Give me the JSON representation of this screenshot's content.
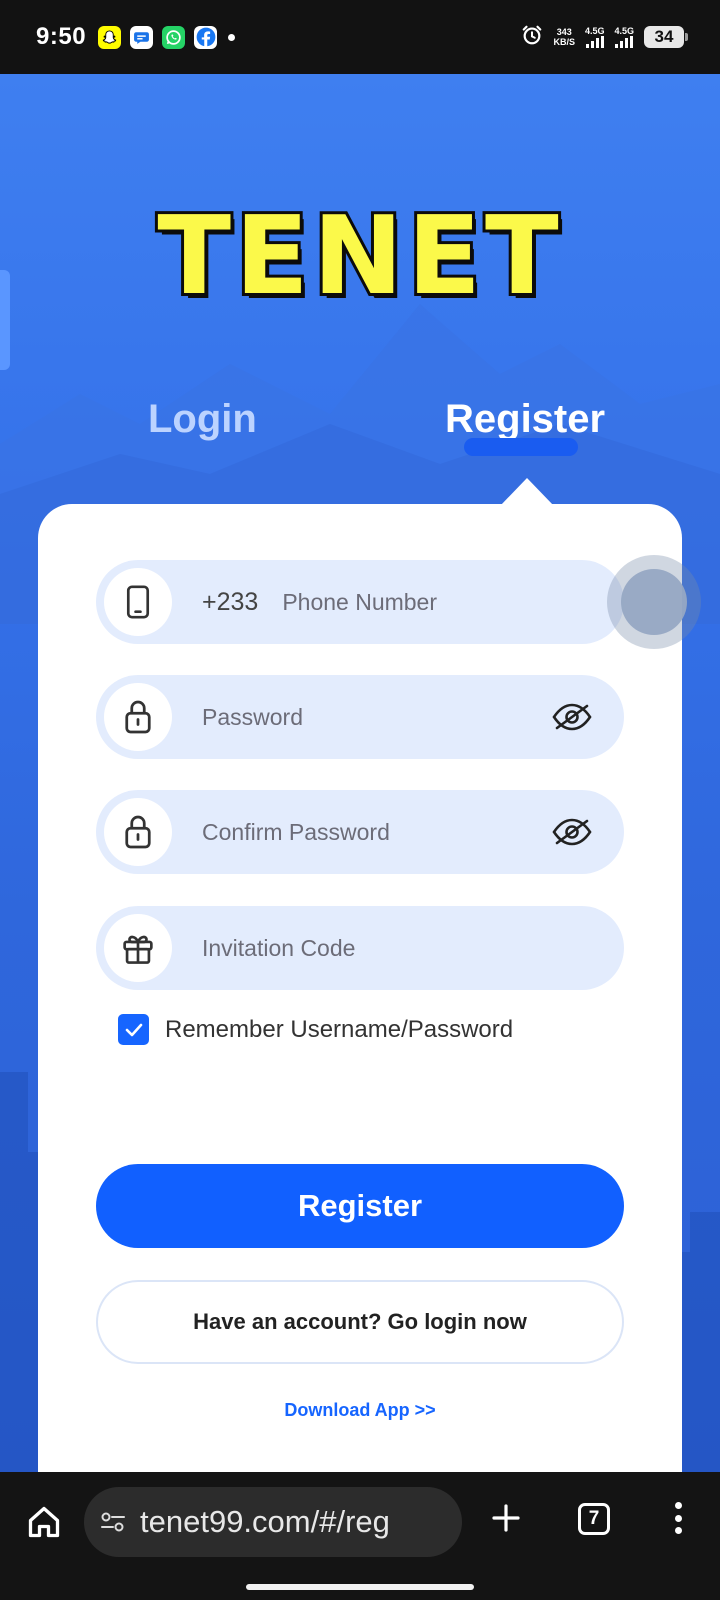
{
  "status_bar": {
    "time": "9:50",
    "notification_icons": [
      "snapchat-icon",
      "chat-icon",
      "whatsapp-icon",
      "facebook-icon"
    ],
    "net_speed_value": "343",
    "net_speed_unit": "KB/S",
    "signal1_label": "4.5G",
    "signal2_label": "4.5G",
    "battery": "34"
  },
  "app": {
    "logo": "TENET",
    "tabs": {
      "login": "Login",
      "register": "Register",
      "active": "register"
    },
    "form": {
      "phone_prefix": "+233",
      "phone_placeholder": "Phone Number",
      "password_placeholder": "Password",
      "confirm_placeholder": "Confirm Password",
      "invitation_placeholder": "Invitation Code",
      "remember_label": "Remember Username/Password",
      "remember_checked": true,
      "register_button": "Register",
      "login_button": "Have an account? Go login now",
      "download_link": "Download App >>"
    },
    "colors": {
      "primary": "#1160ff",
      "background": "#3572ea",
      "logo_fill": "#fbf94a",
      "field_bg": "#e3ecfd"
    }
  },
  "browser": {
    "url": "tenet99.com/#/reg",
    "tab_count": "7"
  }
}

== == ==

_Written exercise_
Transcribe the material as is, with images omitted.

_Finished task_
Give me the JSON representation of this screenshot's content.
{
  "status_bar": {
    "time": "9:50",
    "notification_icons": [
      "snapchat-icon",
      "chat-icon",
      "whatsapp-icon",
      "facebook-icon"
    ],
    "net_speed_value": "343",
    "net_speed_unit": "KB/S",
    "signal1_label": "4.5G",
    "signal2_label": "4.5G",
    "battery": "34"
  },
  "app": {
    "logo": "TENET",
    "tabs": {
      "login": "Login",
      "register": "Register",
      "active": "register"
    },
    "form": {
      "phone_prefix": "+233",
      "phone_placeholder": "Phone Number",
      "password_placeholder": "Password",
      "confirm_placeholder": "Confirm Password",
      "invitation_placeholder": "Invitation Code",
      "remember_label": "Remember Username/Password",
      "remember_checked": true,
      "register_button": "Register",
      "login_button": "Have an account? Go login now",
      "download_link": "Download App >>"
    },
    "colors": {
      "primary": "#1160ff",
      "background": "#3572ea",
      "logo_fill": "#fbf94a",
      "field_bg": "#e3ecfd"
    }
  },
  "browser": {
    "url": "tenet99.com/#/reg",
    "tab_count": "7"
  }
}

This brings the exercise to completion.